#### Given data ####

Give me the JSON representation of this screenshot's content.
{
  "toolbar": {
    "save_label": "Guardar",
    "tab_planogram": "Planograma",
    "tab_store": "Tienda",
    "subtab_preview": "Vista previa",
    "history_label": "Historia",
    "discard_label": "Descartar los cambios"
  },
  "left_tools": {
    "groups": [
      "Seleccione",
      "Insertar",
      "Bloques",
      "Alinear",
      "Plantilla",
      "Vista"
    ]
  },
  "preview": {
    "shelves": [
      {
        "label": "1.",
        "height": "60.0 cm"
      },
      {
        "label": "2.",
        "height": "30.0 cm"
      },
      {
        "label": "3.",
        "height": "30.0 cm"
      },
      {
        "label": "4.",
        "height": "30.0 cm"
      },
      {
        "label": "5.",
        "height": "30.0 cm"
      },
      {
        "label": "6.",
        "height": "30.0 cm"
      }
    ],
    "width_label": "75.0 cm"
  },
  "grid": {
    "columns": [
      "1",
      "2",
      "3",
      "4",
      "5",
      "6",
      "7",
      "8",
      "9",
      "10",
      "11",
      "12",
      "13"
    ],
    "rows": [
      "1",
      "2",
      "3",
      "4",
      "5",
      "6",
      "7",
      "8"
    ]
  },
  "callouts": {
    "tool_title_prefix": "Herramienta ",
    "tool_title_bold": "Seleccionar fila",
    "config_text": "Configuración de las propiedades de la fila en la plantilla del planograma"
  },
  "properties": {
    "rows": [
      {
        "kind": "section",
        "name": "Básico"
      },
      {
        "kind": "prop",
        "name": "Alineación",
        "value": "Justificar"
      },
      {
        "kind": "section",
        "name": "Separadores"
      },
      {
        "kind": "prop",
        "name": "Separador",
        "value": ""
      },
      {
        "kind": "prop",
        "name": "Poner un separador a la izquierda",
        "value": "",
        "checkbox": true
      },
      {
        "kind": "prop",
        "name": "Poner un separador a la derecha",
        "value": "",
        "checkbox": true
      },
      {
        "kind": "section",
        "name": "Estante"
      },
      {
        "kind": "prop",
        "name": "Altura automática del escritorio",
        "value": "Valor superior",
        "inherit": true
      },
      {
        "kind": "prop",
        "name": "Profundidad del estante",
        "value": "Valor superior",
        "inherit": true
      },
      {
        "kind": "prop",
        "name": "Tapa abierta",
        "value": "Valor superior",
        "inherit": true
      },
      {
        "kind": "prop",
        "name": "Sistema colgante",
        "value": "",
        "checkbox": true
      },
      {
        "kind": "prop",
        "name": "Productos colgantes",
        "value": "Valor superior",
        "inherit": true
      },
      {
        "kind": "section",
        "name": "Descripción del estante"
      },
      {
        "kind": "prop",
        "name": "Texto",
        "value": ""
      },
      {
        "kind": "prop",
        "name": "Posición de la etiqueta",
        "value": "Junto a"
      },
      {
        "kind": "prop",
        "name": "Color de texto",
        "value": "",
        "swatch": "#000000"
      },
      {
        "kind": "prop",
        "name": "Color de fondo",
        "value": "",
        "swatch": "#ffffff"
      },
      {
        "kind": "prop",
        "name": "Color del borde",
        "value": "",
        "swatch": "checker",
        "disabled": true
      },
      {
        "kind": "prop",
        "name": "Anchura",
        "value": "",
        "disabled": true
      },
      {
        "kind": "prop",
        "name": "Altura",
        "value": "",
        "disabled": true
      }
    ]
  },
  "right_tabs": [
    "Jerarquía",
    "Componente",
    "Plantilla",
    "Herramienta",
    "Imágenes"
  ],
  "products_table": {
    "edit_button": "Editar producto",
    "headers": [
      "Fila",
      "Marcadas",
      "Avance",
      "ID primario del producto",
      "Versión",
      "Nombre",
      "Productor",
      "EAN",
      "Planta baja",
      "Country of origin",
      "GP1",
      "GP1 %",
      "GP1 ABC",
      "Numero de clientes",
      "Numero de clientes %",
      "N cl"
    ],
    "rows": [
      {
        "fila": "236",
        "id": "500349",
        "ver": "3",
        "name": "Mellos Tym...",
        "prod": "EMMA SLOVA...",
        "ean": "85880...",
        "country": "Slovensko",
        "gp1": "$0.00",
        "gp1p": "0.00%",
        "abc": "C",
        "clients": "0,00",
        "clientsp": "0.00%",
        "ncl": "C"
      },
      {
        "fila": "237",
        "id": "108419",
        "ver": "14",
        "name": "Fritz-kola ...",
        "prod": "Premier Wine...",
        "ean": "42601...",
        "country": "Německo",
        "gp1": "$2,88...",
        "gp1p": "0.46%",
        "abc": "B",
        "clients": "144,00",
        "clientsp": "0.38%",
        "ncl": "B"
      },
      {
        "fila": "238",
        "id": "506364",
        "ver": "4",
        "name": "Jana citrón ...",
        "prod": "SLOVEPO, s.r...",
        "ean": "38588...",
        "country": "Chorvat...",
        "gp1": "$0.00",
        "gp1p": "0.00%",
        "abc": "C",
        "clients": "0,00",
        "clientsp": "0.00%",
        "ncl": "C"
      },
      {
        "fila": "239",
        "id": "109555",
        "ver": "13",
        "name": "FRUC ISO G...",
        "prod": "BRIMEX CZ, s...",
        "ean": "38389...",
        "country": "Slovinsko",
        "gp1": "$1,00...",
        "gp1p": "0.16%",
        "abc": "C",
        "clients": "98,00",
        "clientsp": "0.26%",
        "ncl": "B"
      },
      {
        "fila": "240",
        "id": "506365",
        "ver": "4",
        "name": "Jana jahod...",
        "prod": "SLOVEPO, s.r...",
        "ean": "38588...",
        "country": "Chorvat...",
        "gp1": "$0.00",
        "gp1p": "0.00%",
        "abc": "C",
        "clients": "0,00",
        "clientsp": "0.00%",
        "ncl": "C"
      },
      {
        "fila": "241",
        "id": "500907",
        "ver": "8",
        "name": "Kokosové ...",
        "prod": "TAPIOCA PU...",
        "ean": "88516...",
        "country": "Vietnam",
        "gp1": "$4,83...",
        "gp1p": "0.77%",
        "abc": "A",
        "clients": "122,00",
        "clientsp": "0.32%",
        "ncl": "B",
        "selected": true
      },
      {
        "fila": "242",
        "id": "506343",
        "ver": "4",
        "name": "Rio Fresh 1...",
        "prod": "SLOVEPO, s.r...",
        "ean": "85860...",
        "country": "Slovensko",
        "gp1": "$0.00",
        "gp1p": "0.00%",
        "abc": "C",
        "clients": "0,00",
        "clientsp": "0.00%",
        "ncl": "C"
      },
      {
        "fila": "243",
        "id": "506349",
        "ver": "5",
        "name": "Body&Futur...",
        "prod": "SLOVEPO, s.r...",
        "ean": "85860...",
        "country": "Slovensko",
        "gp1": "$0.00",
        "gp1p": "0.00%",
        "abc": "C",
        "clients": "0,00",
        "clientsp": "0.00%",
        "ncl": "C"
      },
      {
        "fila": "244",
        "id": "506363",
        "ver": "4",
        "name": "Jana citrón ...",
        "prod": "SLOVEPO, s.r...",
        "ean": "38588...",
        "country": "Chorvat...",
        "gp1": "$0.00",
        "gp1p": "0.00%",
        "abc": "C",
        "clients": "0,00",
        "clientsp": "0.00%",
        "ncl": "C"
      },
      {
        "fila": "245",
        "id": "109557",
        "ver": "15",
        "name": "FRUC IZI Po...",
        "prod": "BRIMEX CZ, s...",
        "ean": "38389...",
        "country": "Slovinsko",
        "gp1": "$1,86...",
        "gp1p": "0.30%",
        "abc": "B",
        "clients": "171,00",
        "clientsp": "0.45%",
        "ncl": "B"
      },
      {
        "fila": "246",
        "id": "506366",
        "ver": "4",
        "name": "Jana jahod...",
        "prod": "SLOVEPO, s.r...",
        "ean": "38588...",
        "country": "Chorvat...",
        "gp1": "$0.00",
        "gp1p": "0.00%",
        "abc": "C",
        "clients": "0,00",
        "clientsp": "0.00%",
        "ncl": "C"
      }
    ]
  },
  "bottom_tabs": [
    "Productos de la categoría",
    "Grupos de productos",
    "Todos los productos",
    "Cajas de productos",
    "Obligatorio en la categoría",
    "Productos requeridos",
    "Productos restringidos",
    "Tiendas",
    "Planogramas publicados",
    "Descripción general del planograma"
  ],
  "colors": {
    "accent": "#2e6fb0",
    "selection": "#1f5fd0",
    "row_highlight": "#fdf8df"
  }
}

####

*Your instructions*. When a line in the records holds the string "Herramienta", copy that line.

*Result of the exercise*.
    "tool_title_prefix": "Herramienta ",
    "Herramienta",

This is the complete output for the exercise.